EXCERPT TO READ

________________

Re: [PATCH] drm/amdgpu: Fix the null pointer issue for tdr

From: Andrey Grodzovsky <Andrey.Grodzovsky-5C7GfCeVMHo@public.gmane.org>
To: "Deng, Emily" <Emily.Deng-5C7GfCeVMHo@public.gmane.org>,
	"Koenig,
	Christian" <Christian.Koenig-5C7GfCeVMHo@public.gmane.org>,
	"amd-gfx-PD4FTy7X32lNgt0PjOBp9y5qC8QIuHrW@public.gmane.org"
	<amd-gfx-PD4FTy7X32lNgt0PjOBp9y5qC8QIuHrW@public.gmane.org>
Subject: Re: [PATCH] drm/amdgpu: Fix the null pointer issue for tdr
Date: Mon, 11 Nov 2019 16:35:25 -0500	[thread overview]
Message-ID: <53130d01-da16-7cc0-55df-ea2532e6b3d0@amd.com> (raw)
In-Reply-To: <MN2PR12MB2975B736A666D9EEC5E5DB158F740-rweVpJHSKToFlvJWC7EAqwdYzm3356FpvxpqHgZTriW3zl9H0oFU5g@public.gmane.org>

Emily - is there a particular scenario to reproduce this ? I am trying 
with libdrm deadlock test and artificially delaying the GPU reset logic 
until after the guilty job is signaling but indeed nothing bad happens 
as drm_sched_cleanup_jobs returns early because there is a reset in 
progress and so the bad job is not getting released while GPU reset is 
running.

Can you provide event tracing for timer, dma_fence and gpu_scheduler for 
when the problem happens ?

Andrey

On 11/11/19 4:05 AM, Deng, Emily wrote:
> Hi Christian and Andrey,
>       The issue I encountered is the bad job is freeing after entering to the amdgpu_device_gpu_recover. Don't know why, as per Christian said, it will call cancel_delayed_work in drm_sched_cleanup_jobs.

________________

STATED PROBLEM A
Rewrite the stretch of the mailing-list reply from "Can you provide" through "cancel_delayed_work in drm_sched_cleanup_jobs.", changing "event tracing" to "trace logs".
The mailing-list reply above and the records that follow are separate material.

________________

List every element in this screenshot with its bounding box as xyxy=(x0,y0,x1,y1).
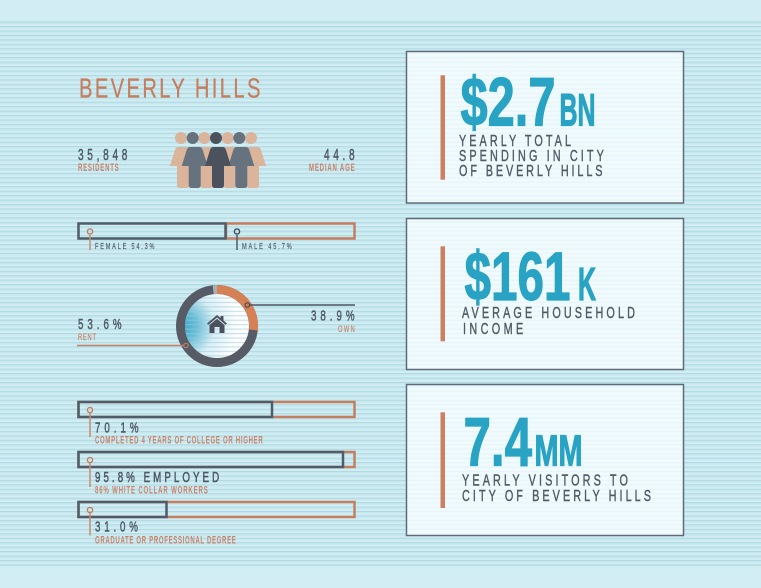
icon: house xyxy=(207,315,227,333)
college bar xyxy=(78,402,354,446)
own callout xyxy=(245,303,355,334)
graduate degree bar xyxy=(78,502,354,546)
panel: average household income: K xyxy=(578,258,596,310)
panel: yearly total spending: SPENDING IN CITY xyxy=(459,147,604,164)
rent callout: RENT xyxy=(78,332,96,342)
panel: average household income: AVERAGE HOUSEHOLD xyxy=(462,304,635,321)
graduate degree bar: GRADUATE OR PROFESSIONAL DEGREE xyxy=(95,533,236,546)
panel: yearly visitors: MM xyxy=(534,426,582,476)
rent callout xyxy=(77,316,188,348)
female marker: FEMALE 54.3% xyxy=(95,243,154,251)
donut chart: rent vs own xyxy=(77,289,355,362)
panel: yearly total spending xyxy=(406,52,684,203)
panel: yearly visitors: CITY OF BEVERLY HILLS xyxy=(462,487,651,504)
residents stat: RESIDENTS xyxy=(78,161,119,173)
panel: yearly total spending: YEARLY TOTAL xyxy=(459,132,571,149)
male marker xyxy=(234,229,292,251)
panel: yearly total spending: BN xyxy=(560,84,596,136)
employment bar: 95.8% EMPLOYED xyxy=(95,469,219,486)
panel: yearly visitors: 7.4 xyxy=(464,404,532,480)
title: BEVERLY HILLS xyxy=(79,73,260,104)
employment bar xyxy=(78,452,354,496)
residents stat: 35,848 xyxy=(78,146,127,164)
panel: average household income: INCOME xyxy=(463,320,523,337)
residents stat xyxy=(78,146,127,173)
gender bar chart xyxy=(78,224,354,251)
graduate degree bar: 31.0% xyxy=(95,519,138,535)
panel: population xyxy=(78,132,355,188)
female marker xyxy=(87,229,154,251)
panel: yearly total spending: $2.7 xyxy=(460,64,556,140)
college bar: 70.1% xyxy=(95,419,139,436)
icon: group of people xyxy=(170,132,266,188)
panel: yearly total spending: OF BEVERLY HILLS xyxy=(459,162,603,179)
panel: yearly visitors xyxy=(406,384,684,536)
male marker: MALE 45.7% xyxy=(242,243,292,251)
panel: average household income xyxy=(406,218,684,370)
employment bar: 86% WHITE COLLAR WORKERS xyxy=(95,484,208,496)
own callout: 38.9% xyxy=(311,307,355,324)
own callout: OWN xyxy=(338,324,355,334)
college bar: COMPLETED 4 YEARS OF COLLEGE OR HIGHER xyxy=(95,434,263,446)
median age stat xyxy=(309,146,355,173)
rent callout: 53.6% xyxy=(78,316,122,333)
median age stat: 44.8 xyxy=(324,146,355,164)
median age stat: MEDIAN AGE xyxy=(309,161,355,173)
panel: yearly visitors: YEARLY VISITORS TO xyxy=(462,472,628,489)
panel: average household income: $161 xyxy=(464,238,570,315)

________________

STATED PROBLEM B
Recast the stretch of the records from the line containing "icon: house xyxy=(207,315,227,333)" through the line containing "panel: average household income: AVERAGE" as a Markdown table with the columns Row and Entry, numbering each line and omitting blank lines.

EXERCISE SOLUTION A
Can you provide trace logs for timer, dma_fence and gpu_scheduler for 
when the problem happens ?

Andrey

On 11/11/19 4:05 AM, Deng, Emily wrote:
> Hi Christian and Andrey,
>       The issue I encountered is the bad job is freeing after entering to the amdgpu_device_gpu_recover. Don't know why, as per Christian said, it will call cancel_delayed_work in drm_sched_cleanup_jobs.

EXERCISE SOLUTION B
| Row | Entry |
|---|---|
| 1 | icon: house xyxy=(207,315,227,333) |
| 2 | college bar xyxy=(78,402,354,446) |
| 3 | own callout xyxy=(245,303,355,334) |
| 4 | graduate degree bar xyxy=(78,502,354,546) |
| 5 | panel: average household income: K xyxy=(578,258,596,310) |
| 6 | panel: yearly total spending: SPENDING IN CITY xyxy=(459,147,604,164) |
| 7 | rent callout: RENT xyxy=(78,332,96,342) |
| 8 | panel: average household income: AVERAGE HOUSEHOLD xyxy=(462,304,635,321) |